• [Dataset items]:
◇ ◇ ◇ ◇
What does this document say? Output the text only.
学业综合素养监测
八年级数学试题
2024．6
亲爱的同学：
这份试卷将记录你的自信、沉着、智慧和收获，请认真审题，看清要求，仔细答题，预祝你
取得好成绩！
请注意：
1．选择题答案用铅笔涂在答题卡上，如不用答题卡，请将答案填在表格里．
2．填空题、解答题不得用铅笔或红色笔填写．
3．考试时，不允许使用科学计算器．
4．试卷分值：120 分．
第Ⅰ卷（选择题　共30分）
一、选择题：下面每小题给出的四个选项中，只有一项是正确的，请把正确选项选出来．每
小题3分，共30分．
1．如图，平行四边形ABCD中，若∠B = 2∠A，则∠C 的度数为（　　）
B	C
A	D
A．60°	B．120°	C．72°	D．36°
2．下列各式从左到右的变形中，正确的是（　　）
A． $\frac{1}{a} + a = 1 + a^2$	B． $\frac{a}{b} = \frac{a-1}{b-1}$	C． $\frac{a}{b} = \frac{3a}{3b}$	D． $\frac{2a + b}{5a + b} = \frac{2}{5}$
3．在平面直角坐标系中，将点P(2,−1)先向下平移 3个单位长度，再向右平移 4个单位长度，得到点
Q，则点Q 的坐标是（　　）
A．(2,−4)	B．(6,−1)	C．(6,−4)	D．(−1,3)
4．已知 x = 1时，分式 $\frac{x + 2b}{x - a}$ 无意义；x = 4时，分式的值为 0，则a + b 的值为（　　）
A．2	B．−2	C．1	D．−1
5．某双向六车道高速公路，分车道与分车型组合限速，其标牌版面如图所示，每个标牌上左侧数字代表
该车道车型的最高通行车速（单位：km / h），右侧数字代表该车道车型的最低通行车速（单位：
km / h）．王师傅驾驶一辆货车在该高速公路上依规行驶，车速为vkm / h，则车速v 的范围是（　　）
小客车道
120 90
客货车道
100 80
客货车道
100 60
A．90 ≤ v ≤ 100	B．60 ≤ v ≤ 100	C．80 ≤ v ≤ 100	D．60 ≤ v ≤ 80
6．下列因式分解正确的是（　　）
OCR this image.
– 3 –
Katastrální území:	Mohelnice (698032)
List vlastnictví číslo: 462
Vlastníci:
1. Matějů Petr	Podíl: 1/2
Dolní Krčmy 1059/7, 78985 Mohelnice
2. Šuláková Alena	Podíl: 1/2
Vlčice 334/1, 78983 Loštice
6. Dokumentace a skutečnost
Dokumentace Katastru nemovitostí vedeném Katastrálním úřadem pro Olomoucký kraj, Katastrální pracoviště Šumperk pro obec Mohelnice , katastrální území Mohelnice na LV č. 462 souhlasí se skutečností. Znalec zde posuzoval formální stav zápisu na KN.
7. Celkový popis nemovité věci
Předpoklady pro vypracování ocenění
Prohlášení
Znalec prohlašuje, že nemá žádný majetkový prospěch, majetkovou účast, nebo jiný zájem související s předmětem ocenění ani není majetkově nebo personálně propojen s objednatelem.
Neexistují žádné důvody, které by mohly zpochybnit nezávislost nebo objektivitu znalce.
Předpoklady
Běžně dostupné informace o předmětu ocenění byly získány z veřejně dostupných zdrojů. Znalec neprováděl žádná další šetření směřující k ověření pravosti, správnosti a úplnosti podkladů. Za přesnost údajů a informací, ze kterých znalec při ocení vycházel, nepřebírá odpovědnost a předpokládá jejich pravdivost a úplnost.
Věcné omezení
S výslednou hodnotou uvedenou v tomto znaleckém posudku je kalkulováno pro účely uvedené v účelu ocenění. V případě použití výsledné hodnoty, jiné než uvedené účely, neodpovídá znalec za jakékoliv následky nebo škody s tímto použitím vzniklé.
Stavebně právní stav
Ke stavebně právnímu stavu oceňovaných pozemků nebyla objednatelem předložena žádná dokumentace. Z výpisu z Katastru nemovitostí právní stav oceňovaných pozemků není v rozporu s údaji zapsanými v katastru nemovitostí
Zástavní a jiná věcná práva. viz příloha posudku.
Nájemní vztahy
◇ ◇ ◇ ◇
• [Requirement]:
Pull out all lines from the entries above in which the word "Katastrální" appears.

• [Reply to the task]:
Katastrální území:	Mohelnice (698032)
Dokumentace Katastru nemovitostí vedeném Katastrálním úřadem pro Olomoucký kraj, Katastrální pracoviště Šumperk pro obec Mohelnice , katastrální území Mohelnice na LV č. 462 souhlasí se skutečností. Znalec zde posuzoval formální stav zápisu na KN.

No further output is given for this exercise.